Gather every line from the entries below that includes "Result".

= = = = = = =

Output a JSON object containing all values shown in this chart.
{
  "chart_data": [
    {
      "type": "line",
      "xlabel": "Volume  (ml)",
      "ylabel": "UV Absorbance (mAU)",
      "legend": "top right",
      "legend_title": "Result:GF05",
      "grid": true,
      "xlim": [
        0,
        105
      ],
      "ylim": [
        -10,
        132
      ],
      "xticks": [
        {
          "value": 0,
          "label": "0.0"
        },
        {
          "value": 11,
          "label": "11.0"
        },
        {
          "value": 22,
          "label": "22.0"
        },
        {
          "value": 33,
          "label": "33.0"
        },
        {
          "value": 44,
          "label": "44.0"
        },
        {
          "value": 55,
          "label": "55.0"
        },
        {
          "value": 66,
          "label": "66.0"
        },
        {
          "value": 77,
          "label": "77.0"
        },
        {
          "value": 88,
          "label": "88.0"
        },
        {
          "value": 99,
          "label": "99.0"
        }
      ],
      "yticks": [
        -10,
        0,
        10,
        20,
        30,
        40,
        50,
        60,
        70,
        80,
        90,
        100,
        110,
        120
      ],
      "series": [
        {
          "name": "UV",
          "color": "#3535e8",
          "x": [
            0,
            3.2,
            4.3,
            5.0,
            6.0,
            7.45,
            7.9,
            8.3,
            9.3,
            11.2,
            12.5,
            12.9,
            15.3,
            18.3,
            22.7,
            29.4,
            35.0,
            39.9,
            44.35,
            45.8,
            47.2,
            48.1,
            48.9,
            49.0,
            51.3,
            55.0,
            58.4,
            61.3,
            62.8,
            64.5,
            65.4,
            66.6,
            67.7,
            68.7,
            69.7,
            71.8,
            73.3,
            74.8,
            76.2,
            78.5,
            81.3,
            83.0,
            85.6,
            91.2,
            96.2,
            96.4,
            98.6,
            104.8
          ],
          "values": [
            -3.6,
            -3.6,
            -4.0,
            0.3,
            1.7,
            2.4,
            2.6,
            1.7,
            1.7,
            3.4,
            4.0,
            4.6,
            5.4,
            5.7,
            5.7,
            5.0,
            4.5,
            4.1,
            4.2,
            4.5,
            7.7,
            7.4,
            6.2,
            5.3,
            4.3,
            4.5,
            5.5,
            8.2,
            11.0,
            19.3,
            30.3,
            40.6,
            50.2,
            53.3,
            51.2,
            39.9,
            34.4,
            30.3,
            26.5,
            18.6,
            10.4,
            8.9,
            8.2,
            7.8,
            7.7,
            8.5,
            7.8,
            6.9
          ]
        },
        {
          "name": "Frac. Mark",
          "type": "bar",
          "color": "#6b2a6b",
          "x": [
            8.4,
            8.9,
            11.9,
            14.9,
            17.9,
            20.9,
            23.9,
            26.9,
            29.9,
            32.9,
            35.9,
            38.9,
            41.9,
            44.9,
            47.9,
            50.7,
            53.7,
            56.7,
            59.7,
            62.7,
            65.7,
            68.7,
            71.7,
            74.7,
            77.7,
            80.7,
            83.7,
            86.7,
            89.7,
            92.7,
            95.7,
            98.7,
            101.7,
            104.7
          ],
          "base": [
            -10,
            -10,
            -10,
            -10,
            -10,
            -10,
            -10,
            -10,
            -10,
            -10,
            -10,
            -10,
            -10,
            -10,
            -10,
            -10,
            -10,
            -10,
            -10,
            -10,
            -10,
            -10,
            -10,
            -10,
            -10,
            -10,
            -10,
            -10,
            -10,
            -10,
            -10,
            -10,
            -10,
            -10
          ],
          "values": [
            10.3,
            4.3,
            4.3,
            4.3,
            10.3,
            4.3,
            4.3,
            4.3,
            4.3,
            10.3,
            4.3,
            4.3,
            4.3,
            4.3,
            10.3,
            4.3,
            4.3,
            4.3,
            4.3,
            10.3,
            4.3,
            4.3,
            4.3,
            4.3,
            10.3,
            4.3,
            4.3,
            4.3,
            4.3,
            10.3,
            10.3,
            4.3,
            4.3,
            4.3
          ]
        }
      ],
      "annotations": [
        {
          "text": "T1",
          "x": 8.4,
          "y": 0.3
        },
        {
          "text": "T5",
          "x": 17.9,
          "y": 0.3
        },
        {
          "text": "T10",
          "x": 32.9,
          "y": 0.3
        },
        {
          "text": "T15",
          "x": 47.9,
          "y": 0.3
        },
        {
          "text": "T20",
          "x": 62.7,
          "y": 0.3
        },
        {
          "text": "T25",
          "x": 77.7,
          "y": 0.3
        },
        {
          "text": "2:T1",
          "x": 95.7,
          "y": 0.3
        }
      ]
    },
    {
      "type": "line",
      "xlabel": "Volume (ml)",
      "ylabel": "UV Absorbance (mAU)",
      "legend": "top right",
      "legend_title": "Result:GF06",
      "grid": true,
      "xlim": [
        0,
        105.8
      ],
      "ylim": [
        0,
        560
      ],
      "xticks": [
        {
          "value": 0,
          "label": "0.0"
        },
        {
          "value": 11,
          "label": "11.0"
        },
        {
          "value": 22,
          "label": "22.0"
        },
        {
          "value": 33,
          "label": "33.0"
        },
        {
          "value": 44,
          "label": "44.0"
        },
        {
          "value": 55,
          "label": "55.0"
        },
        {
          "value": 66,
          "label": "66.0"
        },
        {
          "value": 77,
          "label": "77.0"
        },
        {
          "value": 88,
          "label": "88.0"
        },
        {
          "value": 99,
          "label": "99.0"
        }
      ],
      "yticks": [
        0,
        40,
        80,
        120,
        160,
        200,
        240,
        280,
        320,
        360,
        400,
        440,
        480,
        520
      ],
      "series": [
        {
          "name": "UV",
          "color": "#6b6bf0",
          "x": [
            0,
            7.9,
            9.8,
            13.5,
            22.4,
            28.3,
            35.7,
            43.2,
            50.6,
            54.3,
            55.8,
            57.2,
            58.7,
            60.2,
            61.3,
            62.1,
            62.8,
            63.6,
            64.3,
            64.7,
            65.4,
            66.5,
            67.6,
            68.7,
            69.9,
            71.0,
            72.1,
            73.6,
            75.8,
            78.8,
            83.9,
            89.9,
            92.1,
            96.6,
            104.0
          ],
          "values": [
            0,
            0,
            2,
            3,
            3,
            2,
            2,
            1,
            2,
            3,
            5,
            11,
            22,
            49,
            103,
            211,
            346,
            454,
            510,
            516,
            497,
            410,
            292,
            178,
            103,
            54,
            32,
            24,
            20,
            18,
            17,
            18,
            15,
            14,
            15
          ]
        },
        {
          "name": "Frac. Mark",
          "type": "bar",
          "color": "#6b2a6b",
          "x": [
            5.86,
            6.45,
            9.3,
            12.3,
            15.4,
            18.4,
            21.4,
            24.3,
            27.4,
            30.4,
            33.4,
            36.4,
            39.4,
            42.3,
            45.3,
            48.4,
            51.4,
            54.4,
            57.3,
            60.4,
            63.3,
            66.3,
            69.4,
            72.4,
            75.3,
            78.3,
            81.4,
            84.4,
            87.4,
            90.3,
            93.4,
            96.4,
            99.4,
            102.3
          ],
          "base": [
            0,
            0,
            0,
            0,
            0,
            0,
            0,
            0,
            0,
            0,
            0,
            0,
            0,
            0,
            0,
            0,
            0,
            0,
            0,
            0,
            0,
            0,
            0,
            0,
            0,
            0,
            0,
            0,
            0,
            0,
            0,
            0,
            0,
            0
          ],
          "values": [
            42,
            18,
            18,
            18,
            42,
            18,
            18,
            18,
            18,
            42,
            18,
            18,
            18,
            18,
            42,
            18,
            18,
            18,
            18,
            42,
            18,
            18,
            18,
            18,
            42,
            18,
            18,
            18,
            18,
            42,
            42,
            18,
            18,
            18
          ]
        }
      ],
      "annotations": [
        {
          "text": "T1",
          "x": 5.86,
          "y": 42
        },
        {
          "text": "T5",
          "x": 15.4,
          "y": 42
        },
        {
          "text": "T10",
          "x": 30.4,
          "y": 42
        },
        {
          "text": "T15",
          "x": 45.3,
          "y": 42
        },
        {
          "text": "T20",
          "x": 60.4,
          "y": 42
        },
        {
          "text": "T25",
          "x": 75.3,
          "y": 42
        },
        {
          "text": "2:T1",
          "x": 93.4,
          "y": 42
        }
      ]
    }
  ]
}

= = = = = = =

Output of the exercise:
      "legend_title": "Result:GF05",
      "legend_title": "Result:GF06",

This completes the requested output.